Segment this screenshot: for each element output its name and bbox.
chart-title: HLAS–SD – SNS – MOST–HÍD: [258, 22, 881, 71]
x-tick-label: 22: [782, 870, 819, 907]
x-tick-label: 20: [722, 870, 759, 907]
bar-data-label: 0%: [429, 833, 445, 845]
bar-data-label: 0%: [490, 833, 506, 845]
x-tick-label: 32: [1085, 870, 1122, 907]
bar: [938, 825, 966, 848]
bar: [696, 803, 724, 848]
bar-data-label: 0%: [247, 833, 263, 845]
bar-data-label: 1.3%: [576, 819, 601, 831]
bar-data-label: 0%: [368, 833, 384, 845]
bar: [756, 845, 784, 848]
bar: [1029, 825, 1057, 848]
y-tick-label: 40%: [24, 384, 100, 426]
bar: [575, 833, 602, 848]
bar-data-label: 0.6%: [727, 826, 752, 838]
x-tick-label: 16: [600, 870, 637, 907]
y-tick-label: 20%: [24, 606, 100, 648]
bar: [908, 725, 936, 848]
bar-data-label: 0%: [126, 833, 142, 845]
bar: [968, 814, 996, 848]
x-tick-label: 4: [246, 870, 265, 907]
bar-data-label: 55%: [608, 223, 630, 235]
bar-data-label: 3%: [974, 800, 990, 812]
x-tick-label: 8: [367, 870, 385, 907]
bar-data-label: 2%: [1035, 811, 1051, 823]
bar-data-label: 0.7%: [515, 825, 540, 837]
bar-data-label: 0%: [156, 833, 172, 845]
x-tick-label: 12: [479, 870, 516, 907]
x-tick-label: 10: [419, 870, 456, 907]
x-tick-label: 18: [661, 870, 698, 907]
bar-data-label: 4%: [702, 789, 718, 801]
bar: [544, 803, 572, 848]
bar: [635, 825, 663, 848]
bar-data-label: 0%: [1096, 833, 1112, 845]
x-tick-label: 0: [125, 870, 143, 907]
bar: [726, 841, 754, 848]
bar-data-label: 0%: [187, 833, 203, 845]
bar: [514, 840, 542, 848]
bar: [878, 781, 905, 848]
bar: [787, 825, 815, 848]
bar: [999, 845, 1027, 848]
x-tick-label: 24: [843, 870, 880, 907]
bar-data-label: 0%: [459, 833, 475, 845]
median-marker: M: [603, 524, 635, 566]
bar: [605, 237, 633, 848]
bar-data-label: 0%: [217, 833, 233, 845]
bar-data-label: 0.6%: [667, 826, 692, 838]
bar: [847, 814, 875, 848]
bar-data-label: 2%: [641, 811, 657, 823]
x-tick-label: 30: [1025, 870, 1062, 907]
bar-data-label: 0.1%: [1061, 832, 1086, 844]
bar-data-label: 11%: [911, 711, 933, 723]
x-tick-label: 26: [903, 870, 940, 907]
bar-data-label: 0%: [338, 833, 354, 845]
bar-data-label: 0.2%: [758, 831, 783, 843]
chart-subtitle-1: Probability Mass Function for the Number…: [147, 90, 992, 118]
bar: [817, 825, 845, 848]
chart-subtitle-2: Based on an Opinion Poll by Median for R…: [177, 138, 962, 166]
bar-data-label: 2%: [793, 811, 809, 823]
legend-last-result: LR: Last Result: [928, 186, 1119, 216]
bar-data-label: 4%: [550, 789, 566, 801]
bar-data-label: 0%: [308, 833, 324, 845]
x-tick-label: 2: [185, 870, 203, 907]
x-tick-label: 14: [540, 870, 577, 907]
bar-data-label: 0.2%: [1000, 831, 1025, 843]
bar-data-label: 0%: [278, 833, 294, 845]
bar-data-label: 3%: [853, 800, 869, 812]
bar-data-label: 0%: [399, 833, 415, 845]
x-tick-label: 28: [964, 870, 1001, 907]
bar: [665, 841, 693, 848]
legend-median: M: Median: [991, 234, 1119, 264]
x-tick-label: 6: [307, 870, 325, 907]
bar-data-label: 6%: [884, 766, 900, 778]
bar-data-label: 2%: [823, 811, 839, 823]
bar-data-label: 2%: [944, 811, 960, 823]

• • •

### WHAT YOU HAVE TO DO
Reproduce the records verbatim from their first line through the line containing "bar-data-label: 0%: [459, 833, 475, 845]", including both of those lines.

### EXERCISE RESULT
Segment this screenshot: for each element output its name and bbox.
chart-title: HLAS–SD – SNS – MOST–HÍD: [258, 22, 881, 71]
x-tick-label: 22: [782, 870, 819, 907]
x-tick-label: 20: [722, 870, 759, 907]
bar-data-label: 0%: [429, 833, 445, 845]
bar-data-label: 0%: [490, 833, 506, 845]
x-tick-label: 32: [1085, 870, 1122, 907]
bar: [938, 825, 966, 848]
bar: [696, 803, 724, 848]
bar-data-label: 0%: [247, 833, 263, 845]
bar-data-label: 1.3%: [576, 819, 601, 831]
bar-data-label: 0%: [368, 833, 384, 845]
bar: [756, 845, 784, 848]
bar: [1029, 825, 1057, 848]
y-tick-label: 40%: [24, 384, 100, 426]
bar: [575, 833, 602, 848]
bar-data-label: 0.6%: [727, 826, 752, 838]
x-tick-label: 16: [600, 870, 637, 907]
y-tick-label: 20%: [24, 606, 100, 648]
bar: [908, 725, 936, 848]
bar-data-label: 0%: [126, 833, 142, 845]
bar: [968, 814, 996, 848]
x-tick-label: 4: [246, 870, 265, 907]
bar-data-label: 55%: [608, 223, 630, 235]
bar-data-label: 3%: [974, 800, 990, 812]
x-tick-label: 8: [367, 870, 385, 907]
bar-data-label: 2%: [1035, 811, 1051, 823]
bar-data-label: 0.7%: [515, 825, 540, 837]
bar-data-label: 0%: [156, 833, 172, 845]
x-tick-label: 12: [479, 870, 516, 907]
x-tick-label: 10: [419, 870, 456, 907]
x-tick-label: 18: [661, 870, 698, 907]
bar-data-label: 4%: [702, 789, 718, 801]
bar: [544, 803, 572, 848]
bar: [635, 825, 663, 848]
bar-data-label: 0%: [1096, 833, 1112, 845]
x-tick-label: 0: [125, 870, 143, 907]
bar: [726, 841, 754, 848]
bar-data-label: 0%: [187, 833, 203, 845]
bar: [514, 840, 542, 848]
bar: [878, 781, 905, 848]
bar: [787, 825, 815, 848]
bar: [999, 845, 1027, 848]
x-tick-label: 24: [843, 870, 880, 907]
bar-data-label: 0%: [459, 833, 475, 845]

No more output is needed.